— begin EXTRACTED MATERIAL —

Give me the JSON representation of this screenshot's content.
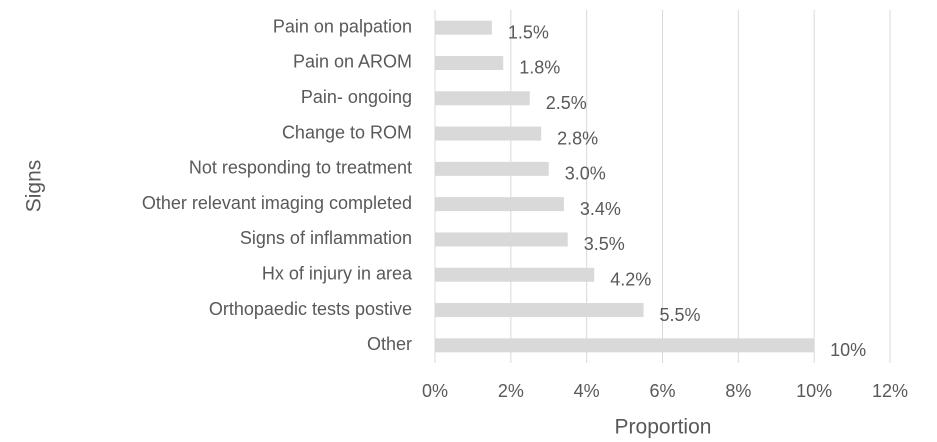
{
  "chart_data": {
    "type": "barh",
    "categories": [
      "Pain on palpation",
      "Pain on AROM",
      "Pain- ongoing",
      "Change to ROM",
      "Not responding to treatment",
      "Other relevant imaging completed",
      "Signs of inflammation",
      "Hx of injury in area",
      "Orthopaedic tests postive",
      "Other"
    ],
    "values": [
      1.5,
      1.8,
      2.5,
      2.8,
      3.0,
      3.4,
      3.5,
      4.2,
      5.5,
      10
    ],
    "value_labels": [
      "1.5%",
      "1.8%",
      "2.5%",
      "2.8%",
      "3.0%",
      "3.4%",
      "3.5%",
      "4.2%",
      "5.5%",
      "10%"
    ],
    "color": "#d9d9d9",
    "xlabel": "Proportion",
    "ylabel": "Signs",
    "xlim": [
      0,
      12
    ],
    "xticks": [
      {
        "value": 0,
        "label": "0%"
      },
      {
        "value": 2,
        "label": "2%"
      },
      {
        "value": 4,
        "label": "4%"
      },
      {
        "value": 6,
        "label": "6%"
      },
      {
        "value": 8,
        "label": "8%"
      },
      {
        "value": 10,
        "label": "10%"
      },
      {
        "value": 12,
        "label": "12%"
      }
    ],
    "grid": true
  }
}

— end EXTRACTED MATERIAL —

▶ GIVEN INSTRUCTION:
Write every entry out again exactly, dropping the pictures.

▶ PROBLEM SOLUTION:
Give me the JSON representation of this screenshot's content.
{
  "chart_data": {
    "type": "barh",
    "categories": [
      "Pain on palpation",
      "Pain on AROM",
      "Pain- ongoing",
      "Change to ROM",
      "Not responding to treatment",
      "Other relevant imaging completed",
      "Signs of inflammation",
      "Hx of injury in area",
      "Orthopaedic tests postive",
      "Other"
    ],
    "values": [
      1.5,
      1.8,
      2.5,
      2.8,
      3.0,
      3.4,
      3.5,
      4.2,
      5.5,
      10
    ],
    "value_labels": [
      "1.5%",
      "1.8%",
      "2.5%",
      "2.8%",
      "3.0%",
      "3.4%",
      "3.5%",
      "4.2%",
      "5.5%",
      "10%"
    ],
    "color": "#d9d9d9",
    "xlabel": "Proportion",
    "ylabel": "Signs",
    "xlim": [
      0,
      12
    ],
    "xticks": [
      {
        "value": 0,
        "label": "0%"
      },
      {
        "value": 2,
        "label": "2%"
      },
      {
        "value": 4,
        "label": "4%"
      },
      {
        "value": 6,
        "label": "6%"
      },
      {
        "value": 8,
        "label": "8%"
      },
      {
        "value": 10,
        "label": "10%"
      },
      {
        "value": 12,
        "label": "12%"
      }
    ],
    "grid": true
  }
}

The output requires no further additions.